Begin
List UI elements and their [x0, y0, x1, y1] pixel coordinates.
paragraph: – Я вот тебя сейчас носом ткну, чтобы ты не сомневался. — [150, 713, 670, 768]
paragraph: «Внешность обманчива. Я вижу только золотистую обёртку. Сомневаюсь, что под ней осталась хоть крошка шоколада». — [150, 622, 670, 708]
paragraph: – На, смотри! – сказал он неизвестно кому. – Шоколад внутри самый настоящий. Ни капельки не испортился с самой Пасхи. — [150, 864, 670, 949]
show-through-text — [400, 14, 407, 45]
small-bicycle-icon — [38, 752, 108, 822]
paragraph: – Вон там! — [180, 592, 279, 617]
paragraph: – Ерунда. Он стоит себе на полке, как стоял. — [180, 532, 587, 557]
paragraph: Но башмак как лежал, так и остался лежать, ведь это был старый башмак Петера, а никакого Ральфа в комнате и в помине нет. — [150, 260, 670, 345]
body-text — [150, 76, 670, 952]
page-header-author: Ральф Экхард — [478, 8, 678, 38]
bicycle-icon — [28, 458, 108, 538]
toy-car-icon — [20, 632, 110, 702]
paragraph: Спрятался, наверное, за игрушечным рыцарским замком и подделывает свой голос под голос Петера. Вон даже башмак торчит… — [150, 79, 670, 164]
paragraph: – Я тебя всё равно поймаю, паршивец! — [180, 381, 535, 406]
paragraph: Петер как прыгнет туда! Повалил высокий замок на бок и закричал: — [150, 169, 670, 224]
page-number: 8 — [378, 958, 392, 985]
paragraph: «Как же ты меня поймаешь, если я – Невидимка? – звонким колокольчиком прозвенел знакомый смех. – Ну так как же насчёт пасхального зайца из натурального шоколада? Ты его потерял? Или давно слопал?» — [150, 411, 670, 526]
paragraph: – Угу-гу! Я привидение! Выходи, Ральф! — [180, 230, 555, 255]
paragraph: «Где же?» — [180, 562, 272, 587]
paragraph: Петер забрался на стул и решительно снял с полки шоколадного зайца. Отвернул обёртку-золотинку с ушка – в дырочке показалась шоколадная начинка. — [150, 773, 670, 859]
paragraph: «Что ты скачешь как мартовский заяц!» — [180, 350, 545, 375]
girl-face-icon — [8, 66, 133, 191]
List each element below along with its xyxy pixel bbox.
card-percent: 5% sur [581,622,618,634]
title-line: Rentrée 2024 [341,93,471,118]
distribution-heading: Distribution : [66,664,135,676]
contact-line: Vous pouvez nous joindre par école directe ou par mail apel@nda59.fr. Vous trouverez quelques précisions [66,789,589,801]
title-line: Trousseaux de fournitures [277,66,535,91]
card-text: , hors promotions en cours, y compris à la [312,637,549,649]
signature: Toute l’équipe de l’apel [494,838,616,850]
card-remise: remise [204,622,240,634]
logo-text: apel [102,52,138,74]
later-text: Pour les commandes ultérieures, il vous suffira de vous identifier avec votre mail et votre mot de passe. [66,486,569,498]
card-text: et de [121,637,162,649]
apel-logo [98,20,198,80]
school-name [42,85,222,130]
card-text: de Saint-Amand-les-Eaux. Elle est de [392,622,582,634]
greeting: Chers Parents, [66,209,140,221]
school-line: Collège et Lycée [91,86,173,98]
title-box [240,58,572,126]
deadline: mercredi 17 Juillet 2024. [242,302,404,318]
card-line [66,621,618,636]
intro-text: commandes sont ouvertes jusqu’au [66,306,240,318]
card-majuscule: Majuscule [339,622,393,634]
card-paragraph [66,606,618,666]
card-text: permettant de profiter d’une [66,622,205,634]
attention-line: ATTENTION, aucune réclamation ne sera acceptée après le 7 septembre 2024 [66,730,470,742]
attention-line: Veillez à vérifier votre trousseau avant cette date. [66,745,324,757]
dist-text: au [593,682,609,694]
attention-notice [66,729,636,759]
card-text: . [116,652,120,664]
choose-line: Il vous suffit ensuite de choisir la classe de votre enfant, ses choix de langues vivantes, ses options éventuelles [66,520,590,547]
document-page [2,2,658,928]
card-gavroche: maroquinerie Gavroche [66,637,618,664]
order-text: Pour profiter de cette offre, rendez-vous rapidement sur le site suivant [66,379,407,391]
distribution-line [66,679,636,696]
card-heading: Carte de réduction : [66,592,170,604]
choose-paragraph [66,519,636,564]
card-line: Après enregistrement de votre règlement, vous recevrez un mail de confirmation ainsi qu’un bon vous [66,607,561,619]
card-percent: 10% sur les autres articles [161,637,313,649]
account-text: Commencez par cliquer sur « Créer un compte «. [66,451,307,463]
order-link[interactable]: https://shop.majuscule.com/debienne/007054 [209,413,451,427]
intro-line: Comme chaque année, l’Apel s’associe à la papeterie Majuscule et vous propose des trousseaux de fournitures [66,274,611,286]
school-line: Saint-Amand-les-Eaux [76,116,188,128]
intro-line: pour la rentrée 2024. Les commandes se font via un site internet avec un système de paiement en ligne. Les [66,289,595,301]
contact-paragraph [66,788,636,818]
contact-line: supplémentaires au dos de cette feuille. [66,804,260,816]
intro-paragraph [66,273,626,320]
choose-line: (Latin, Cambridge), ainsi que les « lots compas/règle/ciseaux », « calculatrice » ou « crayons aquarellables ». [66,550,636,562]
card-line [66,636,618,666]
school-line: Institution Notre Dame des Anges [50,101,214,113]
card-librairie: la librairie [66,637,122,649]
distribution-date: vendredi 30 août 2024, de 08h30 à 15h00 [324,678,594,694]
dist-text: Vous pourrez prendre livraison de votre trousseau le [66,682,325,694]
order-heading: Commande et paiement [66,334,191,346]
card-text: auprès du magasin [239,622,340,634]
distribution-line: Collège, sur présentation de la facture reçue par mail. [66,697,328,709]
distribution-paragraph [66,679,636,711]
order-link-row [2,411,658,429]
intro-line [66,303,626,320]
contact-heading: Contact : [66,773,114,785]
End
Short problem:
Reproduce the lines verbatim from the start of the lines through the line containing "bicycle-icon — [28, 458, 108, 538]", including that final line.

The result:
List UI elements and their [x0, y0, x1, y1] pixel coordinates.
paragraph: – Я вот тебя сейчас носом ткну, чтобы ты не сомневался. — [150, 713, 670, 768]
paragraph: «Внешность обманчива. Я вижу только золотистую обёртку. Сомневаюсь, что под ней осталась хоть крошка шоколада». — [150, 622, 670, 708]
paragraph: – На, смотри! – сказал он неизвестно кому. – Шоколад внутри самый настоящий. Ни капельки не испортился с самой Пасхи. — [150, 864, 670, 949]
show-through-text — [400, 14, 407, 45]
small-bicycle-icon — [38, 752, 108, 822]
paragraph: – Вон там! — [180, 592, 279, 617]
paragraph: – Ерунда. Он стоит себе на полке, как стоял. — [180, 532, 587, 557]
paragraph: Но башмак как лежал, так и остался лежать, ведь это был старый башмак Петера, а никакого Ральфа в комнате и в помине нет. — [150, 260, 670, 345]
body-text — [150, 76, 670, 952]
page-header-author: Ральф Экхард — [478, 8, 678, 38]
bicycle-icon — [28, 458, 108, 538]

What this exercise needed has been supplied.